## TASK A
In the passage on displaced persons in northern Cyprus, what observations does the Court make in paragraph 174?

Accordingly, not only are displaced persons unable to apply to the
authorities to reoccupy the homes which they left behind, they are
physically prevented from even visiting them.
173. The Court further notes that the
situation impugned by the applicant Government has obtained since the
events of 1974 in northern Cyprus. It would appear that it has never
been reflected in ‘legislation’ and is enforced as a
matter of policy in furtherance of a bi-zonal arrangement designed,
it is claimed, to minimise the risk of conflict which the
intermingling of the Greek and Turkish-Cypriot communities in the
north might engender. That bi-zonal arrangement is being pursued
within the framework of the inter-communal talks sponsored by the
United Nations Secretary-General ...
174. The Court would make the following
observations in this connection: firstly, the complete denial of the
right of displaced persons to respect for their homes has no basis in
law within the meaning of Article 8 § 2 of the Convention
(see paragraph 173 above); secondly, the inter-communal talks cannot
be invoked in order to legitimate a violation of the Convention;
thirdly, the violation at issue has endured as a matter of policy
since 1974 and must be considered continuing.
175. In view of these considerations, the
Court concludes that there has been a continuing violation of Article
8 of the Convention by reason of the refusal to allow the return of
any Greek-Cypriot displaced persons to their homes in northern
Cyprus.”

## TASK B
Can you reproduce the lines of the listing, from its first line through the line containing "- schedule-label: Ends at: [195, 1745, 307, 1783]", with both ends included?

Stored entries:
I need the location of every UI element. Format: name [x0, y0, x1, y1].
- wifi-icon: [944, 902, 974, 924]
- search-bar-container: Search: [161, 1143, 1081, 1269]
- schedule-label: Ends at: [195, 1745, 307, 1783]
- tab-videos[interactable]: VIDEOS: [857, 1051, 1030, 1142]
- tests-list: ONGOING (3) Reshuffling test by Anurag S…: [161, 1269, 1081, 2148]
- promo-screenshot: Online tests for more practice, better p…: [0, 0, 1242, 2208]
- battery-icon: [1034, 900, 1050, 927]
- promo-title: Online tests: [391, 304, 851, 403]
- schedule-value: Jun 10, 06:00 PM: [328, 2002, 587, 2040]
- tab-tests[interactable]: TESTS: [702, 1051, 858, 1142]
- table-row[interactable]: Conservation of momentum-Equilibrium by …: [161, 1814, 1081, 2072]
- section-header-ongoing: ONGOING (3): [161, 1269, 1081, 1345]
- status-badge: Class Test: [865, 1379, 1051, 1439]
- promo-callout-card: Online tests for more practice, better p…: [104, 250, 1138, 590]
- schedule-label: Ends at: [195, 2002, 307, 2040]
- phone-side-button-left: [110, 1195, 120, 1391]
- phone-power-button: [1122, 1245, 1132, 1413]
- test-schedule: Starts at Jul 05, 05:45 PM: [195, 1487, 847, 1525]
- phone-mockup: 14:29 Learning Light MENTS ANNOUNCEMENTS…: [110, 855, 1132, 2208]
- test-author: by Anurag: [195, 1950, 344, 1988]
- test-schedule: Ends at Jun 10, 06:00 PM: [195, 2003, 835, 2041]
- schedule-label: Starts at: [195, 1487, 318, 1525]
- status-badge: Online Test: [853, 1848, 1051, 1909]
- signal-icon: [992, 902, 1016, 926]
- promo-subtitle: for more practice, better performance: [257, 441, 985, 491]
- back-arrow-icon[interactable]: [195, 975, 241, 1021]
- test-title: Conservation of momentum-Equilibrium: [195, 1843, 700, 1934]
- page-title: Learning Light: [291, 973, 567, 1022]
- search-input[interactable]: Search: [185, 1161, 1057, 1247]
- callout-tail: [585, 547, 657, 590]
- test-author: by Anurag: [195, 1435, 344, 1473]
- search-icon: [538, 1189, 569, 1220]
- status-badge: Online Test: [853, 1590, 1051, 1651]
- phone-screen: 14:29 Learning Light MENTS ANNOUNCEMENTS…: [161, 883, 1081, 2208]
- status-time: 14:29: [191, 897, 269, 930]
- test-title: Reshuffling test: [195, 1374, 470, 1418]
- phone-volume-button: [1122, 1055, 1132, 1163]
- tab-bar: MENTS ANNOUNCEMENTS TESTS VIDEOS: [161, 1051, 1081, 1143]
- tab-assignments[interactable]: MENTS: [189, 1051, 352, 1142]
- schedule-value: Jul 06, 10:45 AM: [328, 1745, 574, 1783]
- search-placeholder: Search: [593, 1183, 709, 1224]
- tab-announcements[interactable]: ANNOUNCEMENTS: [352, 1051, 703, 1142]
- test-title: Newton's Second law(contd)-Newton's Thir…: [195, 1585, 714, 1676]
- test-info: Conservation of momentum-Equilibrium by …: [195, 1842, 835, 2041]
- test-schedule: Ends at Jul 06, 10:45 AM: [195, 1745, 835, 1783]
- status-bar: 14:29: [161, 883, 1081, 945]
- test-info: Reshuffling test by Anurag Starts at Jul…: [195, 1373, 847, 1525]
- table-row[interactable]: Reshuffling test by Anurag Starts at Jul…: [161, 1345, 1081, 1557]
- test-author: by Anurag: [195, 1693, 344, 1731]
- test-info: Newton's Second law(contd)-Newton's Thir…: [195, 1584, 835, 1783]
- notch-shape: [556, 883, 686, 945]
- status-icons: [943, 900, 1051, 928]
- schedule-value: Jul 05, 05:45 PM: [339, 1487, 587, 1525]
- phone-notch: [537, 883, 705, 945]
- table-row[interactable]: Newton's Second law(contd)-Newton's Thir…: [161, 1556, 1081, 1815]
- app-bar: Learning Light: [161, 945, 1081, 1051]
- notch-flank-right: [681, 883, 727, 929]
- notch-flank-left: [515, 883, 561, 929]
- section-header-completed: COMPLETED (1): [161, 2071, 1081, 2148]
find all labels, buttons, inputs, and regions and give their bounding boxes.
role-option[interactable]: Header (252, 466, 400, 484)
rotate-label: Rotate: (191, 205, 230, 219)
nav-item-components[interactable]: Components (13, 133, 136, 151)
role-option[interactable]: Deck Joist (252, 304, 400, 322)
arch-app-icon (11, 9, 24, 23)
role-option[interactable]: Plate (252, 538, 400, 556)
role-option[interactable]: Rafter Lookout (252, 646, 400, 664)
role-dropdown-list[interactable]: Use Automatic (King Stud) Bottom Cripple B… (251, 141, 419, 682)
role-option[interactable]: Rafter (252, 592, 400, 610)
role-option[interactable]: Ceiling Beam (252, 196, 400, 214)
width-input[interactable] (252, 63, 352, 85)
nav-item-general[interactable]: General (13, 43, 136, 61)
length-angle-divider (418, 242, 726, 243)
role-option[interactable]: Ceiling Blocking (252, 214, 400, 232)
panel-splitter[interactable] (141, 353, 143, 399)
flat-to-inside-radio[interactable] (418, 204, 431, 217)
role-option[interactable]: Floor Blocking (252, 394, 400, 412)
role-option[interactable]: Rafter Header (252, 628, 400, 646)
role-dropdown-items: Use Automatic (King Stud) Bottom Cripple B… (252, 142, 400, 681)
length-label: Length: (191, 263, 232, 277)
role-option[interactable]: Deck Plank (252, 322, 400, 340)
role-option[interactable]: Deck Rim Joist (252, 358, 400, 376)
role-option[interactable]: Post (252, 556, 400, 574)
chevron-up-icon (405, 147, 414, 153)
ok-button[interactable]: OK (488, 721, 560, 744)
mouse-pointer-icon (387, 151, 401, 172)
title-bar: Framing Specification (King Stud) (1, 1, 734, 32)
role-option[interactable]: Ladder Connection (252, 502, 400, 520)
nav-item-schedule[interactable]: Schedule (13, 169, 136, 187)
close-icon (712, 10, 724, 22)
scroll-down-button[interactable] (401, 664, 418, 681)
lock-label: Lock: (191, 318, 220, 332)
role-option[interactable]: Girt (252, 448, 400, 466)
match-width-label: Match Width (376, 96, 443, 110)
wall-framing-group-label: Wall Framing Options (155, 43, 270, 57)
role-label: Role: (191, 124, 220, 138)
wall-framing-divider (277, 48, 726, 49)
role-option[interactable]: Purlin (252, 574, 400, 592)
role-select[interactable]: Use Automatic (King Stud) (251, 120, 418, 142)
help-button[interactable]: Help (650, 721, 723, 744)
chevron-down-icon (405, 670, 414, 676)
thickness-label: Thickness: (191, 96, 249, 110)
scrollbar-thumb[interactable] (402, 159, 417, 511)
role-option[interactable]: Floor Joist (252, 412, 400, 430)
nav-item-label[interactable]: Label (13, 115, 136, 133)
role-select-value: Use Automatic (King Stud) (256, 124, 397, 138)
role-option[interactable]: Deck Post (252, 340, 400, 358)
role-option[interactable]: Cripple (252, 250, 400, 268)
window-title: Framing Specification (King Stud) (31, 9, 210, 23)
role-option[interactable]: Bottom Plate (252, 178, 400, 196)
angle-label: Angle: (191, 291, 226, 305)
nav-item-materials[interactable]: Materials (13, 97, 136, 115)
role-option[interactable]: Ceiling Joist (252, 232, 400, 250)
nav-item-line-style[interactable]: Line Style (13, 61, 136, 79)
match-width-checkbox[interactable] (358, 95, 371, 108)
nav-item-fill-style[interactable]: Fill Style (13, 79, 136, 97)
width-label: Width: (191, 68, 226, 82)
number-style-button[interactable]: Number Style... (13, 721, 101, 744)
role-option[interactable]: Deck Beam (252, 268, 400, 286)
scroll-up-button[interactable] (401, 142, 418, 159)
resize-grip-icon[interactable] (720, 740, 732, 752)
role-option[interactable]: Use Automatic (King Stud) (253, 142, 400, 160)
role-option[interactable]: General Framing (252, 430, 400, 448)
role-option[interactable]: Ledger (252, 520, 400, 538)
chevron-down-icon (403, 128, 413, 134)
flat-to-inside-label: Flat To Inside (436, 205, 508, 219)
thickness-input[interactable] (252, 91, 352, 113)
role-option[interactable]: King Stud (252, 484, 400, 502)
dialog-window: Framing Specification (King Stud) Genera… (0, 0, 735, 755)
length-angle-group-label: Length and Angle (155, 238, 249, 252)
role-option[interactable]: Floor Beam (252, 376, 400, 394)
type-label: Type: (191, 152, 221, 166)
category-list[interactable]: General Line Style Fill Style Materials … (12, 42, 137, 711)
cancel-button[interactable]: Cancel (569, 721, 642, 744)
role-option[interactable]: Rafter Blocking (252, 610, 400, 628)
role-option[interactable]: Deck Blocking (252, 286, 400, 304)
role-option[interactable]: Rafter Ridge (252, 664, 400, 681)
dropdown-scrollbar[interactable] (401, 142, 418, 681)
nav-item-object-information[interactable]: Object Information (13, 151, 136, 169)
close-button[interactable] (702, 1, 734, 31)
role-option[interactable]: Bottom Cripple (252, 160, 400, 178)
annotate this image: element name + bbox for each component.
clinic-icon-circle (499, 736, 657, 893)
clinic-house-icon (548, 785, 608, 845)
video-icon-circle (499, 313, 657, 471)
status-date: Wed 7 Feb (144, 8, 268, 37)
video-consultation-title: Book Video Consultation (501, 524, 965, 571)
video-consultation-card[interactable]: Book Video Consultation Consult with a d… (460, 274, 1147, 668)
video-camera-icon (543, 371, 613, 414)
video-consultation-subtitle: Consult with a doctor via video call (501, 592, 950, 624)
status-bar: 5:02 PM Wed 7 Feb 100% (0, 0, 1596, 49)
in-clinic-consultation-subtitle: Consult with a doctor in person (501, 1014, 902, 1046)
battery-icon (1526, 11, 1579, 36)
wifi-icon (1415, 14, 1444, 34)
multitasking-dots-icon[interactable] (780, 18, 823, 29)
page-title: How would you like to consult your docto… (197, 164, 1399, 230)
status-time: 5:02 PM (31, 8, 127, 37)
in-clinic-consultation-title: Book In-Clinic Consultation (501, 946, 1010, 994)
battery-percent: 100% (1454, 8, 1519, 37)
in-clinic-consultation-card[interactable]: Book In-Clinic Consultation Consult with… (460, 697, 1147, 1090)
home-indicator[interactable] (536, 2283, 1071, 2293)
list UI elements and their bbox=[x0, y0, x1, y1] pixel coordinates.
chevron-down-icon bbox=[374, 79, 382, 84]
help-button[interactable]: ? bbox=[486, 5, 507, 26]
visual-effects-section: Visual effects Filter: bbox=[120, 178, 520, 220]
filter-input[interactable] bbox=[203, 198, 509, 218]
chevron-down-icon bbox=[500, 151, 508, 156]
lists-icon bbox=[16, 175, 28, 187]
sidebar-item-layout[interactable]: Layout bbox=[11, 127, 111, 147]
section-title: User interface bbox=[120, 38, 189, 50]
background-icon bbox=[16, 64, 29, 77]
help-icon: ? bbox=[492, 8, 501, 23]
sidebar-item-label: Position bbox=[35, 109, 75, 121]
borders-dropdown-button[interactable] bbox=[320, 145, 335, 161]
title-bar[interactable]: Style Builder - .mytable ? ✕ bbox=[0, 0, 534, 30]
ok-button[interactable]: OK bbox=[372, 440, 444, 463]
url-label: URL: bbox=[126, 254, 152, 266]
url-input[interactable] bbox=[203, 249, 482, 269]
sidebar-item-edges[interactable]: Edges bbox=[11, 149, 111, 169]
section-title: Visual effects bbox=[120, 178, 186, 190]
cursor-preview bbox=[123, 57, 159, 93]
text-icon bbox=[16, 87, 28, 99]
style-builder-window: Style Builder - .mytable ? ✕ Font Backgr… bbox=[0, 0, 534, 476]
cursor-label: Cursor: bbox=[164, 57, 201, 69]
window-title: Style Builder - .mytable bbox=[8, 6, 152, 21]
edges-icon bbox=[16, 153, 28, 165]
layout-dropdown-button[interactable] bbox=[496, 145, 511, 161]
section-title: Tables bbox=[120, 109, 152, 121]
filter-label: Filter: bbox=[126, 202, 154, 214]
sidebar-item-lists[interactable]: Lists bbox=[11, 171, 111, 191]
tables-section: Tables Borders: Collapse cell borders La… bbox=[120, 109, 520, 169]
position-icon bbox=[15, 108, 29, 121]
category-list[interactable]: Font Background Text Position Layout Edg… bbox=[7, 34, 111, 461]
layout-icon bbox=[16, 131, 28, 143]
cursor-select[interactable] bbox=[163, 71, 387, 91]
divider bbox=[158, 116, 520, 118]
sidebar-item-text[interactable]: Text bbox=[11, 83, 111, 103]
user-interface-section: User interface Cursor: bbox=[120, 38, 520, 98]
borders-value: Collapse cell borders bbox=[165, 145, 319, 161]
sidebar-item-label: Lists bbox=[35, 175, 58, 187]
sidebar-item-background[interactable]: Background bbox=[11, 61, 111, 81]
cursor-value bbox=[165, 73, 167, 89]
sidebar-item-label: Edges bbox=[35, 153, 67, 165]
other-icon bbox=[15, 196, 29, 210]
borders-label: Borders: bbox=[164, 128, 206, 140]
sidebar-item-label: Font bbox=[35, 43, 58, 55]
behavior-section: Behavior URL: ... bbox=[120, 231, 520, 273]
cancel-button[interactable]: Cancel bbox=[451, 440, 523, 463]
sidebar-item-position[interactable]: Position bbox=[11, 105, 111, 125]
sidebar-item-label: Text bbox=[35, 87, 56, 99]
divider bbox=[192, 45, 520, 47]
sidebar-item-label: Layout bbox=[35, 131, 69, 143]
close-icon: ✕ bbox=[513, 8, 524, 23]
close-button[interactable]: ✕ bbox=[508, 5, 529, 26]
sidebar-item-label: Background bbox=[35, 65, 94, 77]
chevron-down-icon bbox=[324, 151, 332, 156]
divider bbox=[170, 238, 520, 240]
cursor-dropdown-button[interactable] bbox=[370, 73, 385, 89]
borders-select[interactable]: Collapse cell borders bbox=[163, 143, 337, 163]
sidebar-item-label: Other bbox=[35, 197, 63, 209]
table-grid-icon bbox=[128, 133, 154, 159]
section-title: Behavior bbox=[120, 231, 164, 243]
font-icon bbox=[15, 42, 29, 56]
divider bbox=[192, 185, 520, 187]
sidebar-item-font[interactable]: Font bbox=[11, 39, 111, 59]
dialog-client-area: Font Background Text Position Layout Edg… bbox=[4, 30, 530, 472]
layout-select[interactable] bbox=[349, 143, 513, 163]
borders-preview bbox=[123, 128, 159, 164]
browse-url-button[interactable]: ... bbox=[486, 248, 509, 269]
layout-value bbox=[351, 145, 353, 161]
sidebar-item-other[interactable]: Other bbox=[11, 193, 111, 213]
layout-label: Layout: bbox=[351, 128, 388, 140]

## CORRECT ANSWER A
1. The complete denial of the right of displaced persons to respect for their homes has no basis in law within the meaning of Article 8 § 2 of the Convention.
2. The inter-communal talks cannot be invoked in order to legitimate a violation of the Convention.
3. The violation at issue has endured as a matter of policy since 1974 and must be considered continuing.

## CORRECT ANSWER B
I need the location of every UI element. Format: name [x0, y0, x1, y1].
- wifi-icon: [944, 902, 974, 924]
- search-bar-container: Search: [161, 1143, 1081, 1269]
- schedule-label: Ends at: [195, 1745, 307, 1783]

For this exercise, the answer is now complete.